▶ **Exercise objective**
Transcribe the entries that follow, word for word.

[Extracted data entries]
╔══

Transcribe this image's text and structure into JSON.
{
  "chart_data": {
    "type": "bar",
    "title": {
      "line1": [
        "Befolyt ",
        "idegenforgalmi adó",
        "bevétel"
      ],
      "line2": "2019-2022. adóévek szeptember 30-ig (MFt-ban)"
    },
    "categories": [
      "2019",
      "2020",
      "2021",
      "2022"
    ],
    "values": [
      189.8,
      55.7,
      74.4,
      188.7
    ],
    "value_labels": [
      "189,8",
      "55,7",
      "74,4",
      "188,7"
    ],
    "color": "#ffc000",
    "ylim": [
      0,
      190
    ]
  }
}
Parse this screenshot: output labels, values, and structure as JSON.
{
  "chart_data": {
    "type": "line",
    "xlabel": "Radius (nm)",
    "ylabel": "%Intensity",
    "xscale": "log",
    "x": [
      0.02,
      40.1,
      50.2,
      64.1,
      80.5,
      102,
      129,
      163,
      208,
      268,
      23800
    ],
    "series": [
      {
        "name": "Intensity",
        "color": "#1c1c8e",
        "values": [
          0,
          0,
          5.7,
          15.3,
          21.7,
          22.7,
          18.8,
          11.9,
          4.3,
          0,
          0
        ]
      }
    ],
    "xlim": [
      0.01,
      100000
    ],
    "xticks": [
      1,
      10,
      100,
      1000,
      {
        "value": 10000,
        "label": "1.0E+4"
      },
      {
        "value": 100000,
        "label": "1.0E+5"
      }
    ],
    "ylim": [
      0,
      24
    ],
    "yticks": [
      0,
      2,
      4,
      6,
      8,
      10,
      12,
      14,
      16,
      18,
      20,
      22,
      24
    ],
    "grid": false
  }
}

╚══

▶ **Written response**
Transcribe this image's text and structure into JSON.
{
  "chart_data": {
    "type": "bar",
    "title": {
      "line1": [
        "Befolyt ",
        "idegenforgalmi adó",
        "bevétel"
      ],
      "line2": "2019-2022. adóévek szeptember 30-ig (MFt-ban)"
    },
    "categories": [
      "2019",
      "2020",
      "2021",
      "2022"
    ],
    "values": [
      189.8,
      55.7,
      74.4,
      188.7
    ],
    "value_labels": [
      "189,8",
      "55,7",
      "74,4",
      "188,7"
    ],
    "color": "#ffc000",
    "ylim": [
      0,
      190
    ]
  }
}
Parse this screenshot: output labels, values, and structure as JSON.
{
  "chart_data": {
    "type": "line",
    "xlabel": "Radius (nm)",
    "ylabel": "%Intensity",
    "xscale": "log",
    "x": [
      0.02,
      40.1,
      50.2,
      64.1,
      80.5,
      102,
      129,
      163,
      208,
      268,
      23800
    ],
    "series": [
      {
        "name": "Intensity",
        "color": "#1c1c8e",
        "values": [
          0,
          0,
          5.7,
          15.3,
          21.7,
          22.7,
          18.8,
          11.9,
          4.3,
          0,
          0
        ]
      }
    ],
    "xlim": [
      0.01,
      100000
    ],
    "xticks": [
      1,
      10,
      100,
      1000,
      {
        "value": 10000,
        "label": "1.0E+4"
      },
      {
        "value": 100000,
        "label": "1.0E+5"
      }
    ],
    "ylim": [
      0,
      24
    ],
    "yticks": [
      0,
      2,
      4,
      6,
      8,
      10,
      12,
      14,
      16,
      18,
      20,
      22,
      24
    ],
    "grid": false
  }
}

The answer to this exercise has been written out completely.